> The exercise
Locate the word "DORMITÓRIO" in the entries below, then gather every line that holds it.

━━━━━━━━━━━━━━━━

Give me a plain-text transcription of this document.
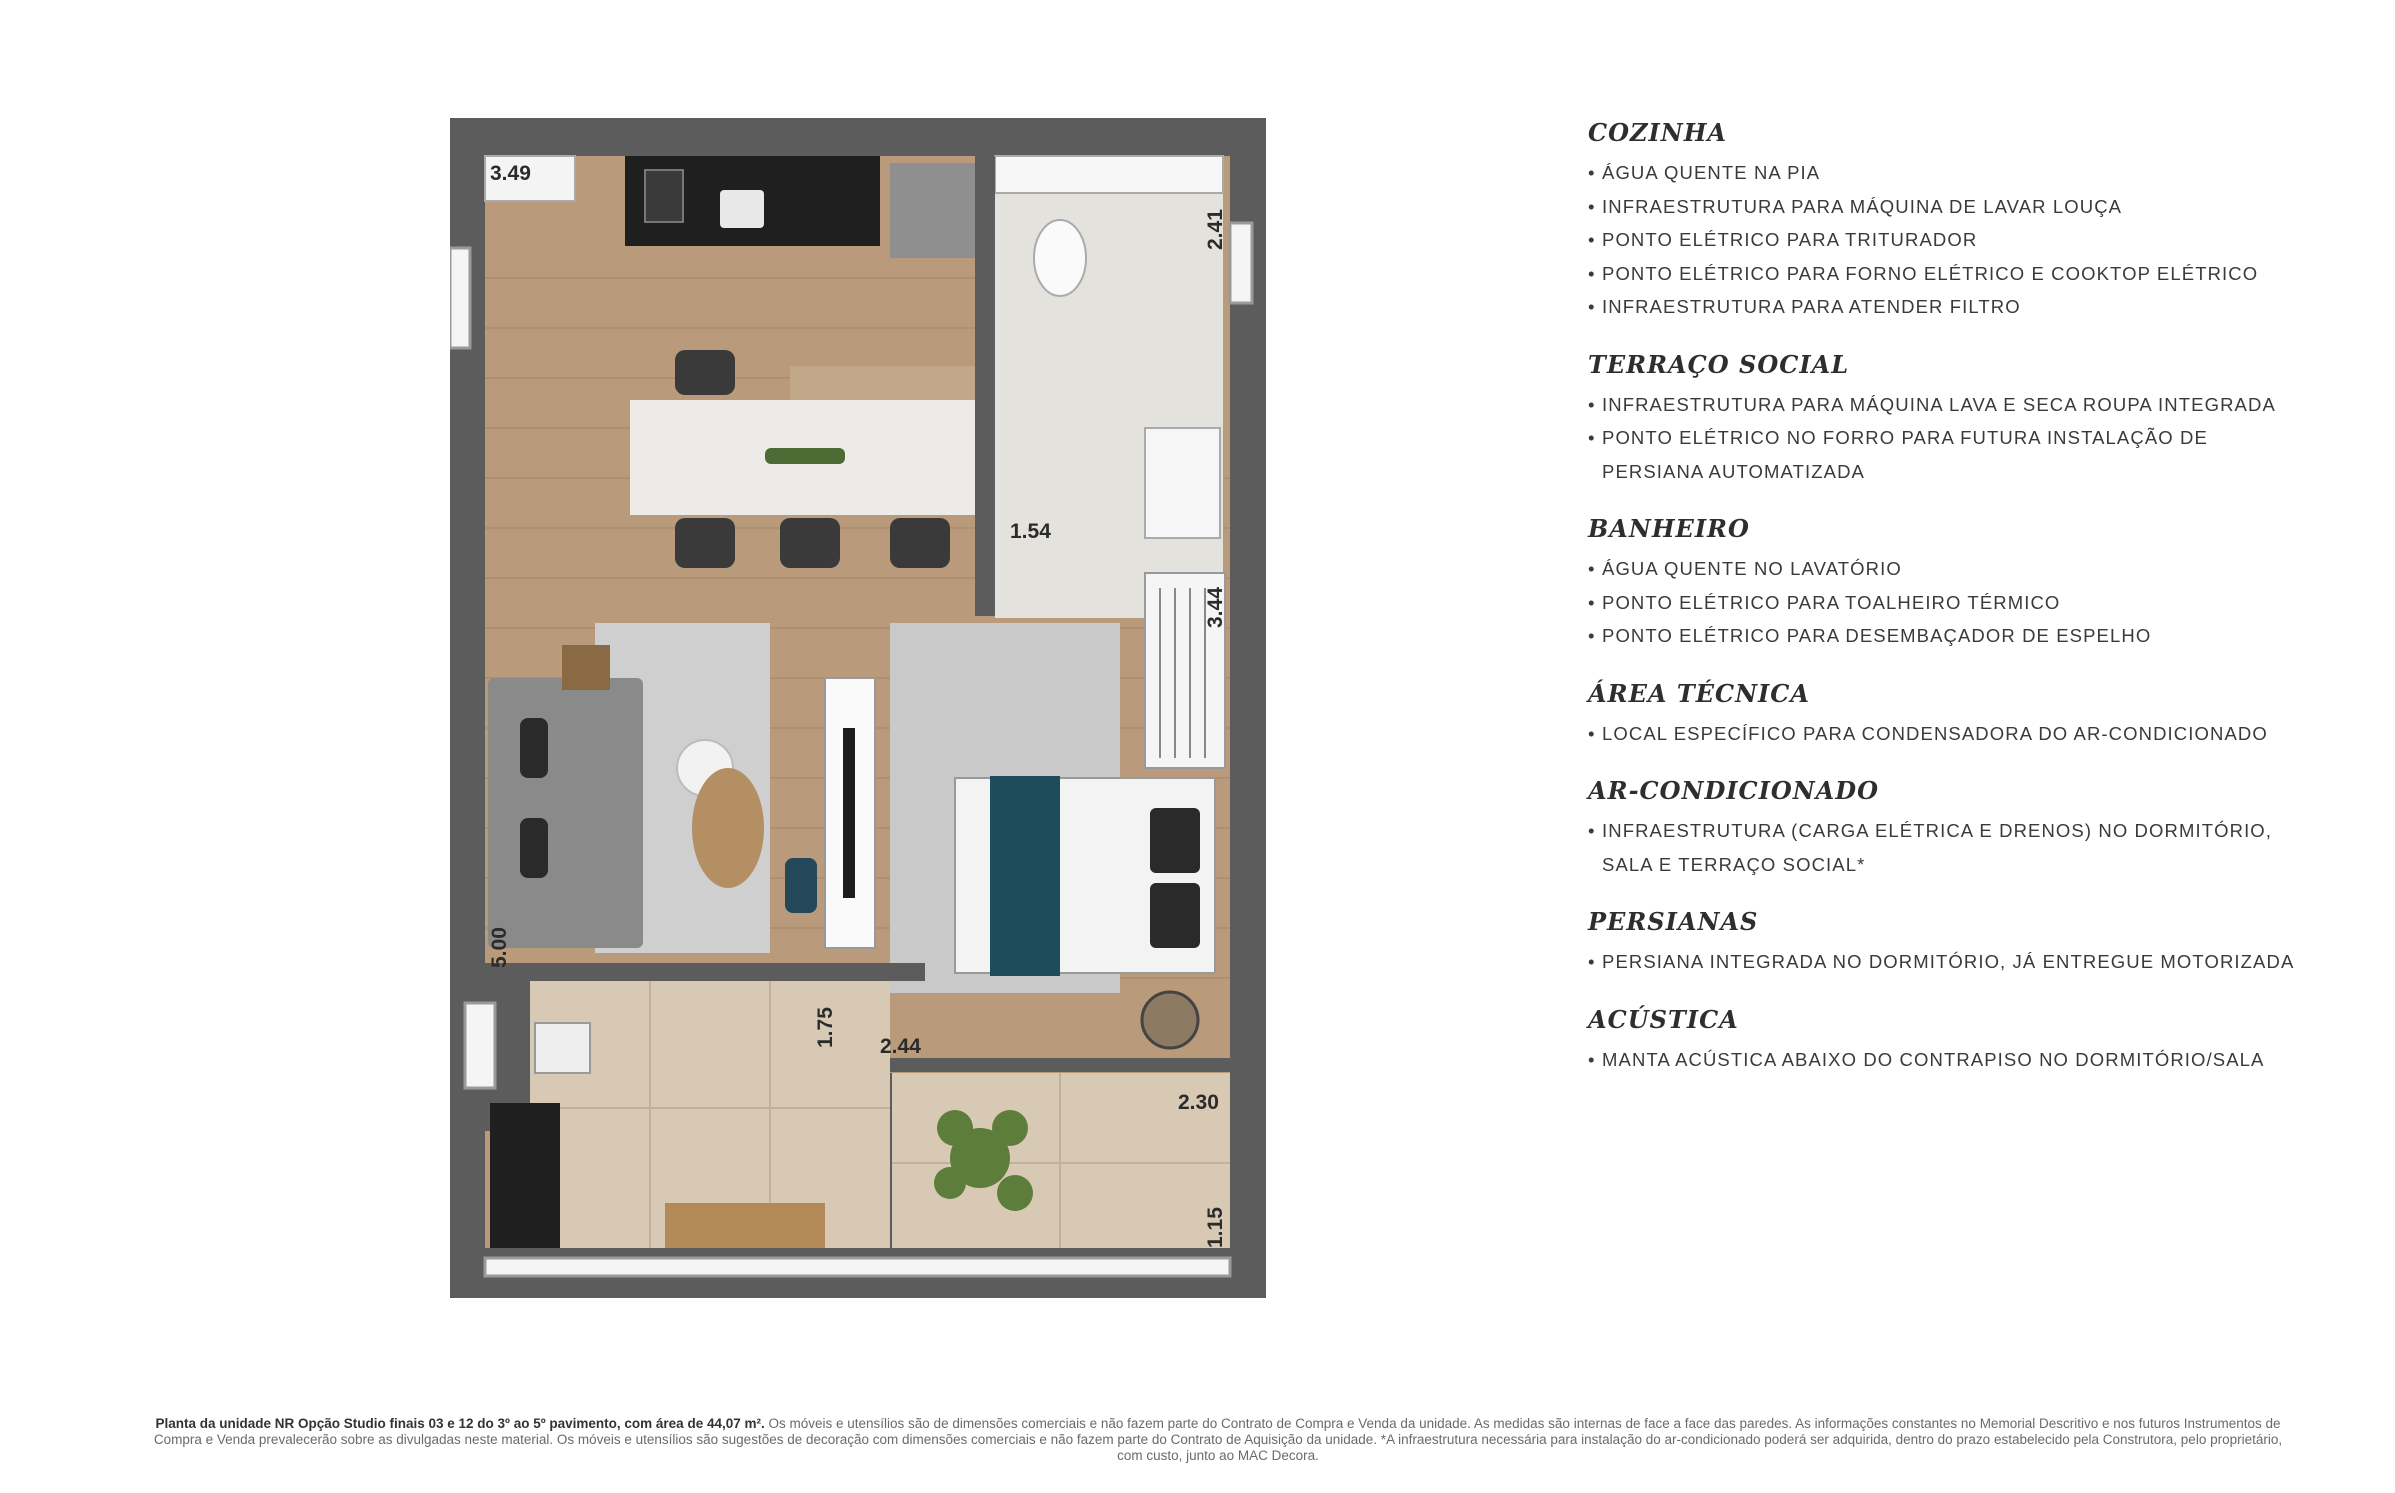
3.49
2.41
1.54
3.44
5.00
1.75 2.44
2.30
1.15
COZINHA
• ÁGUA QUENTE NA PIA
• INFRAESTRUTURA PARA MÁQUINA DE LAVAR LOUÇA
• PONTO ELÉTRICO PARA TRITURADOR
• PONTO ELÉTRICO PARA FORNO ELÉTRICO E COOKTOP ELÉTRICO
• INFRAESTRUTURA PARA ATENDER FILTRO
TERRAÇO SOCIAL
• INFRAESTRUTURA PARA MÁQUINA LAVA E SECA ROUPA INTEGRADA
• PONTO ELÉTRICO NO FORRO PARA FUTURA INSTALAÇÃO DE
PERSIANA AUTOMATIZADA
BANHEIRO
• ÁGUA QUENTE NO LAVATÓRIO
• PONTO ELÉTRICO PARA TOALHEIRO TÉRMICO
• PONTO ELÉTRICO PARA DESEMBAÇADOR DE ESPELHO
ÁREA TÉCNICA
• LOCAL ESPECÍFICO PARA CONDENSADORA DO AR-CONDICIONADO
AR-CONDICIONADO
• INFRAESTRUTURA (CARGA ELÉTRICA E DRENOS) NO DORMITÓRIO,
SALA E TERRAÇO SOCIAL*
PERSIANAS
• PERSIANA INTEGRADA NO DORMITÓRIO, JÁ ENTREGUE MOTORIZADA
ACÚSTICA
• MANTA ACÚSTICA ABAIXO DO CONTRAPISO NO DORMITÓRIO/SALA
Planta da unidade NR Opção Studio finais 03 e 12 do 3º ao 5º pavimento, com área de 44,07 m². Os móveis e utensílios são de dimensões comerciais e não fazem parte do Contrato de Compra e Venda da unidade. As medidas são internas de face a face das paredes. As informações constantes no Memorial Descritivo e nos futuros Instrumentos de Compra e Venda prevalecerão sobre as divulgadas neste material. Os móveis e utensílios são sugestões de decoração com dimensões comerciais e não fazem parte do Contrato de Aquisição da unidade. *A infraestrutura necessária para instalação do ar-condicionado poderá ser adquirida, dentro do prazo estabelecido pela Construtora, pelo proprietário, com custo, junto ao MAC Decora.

━━━━━━━━━━━━━━━━

> Response to the task
• INFRAESTRUTURA (CARGA ELÉTRICA E DRENOS) NO DORMITÓRIO,
• PERSIANA INTEGRADA NO DORMITÓRIO, JÁ ENTREGUE MOTORIZADA
• MANTA ACÚSTICA ABAIXO DO CONTRAPISO NO DORMITÓRIO/SALA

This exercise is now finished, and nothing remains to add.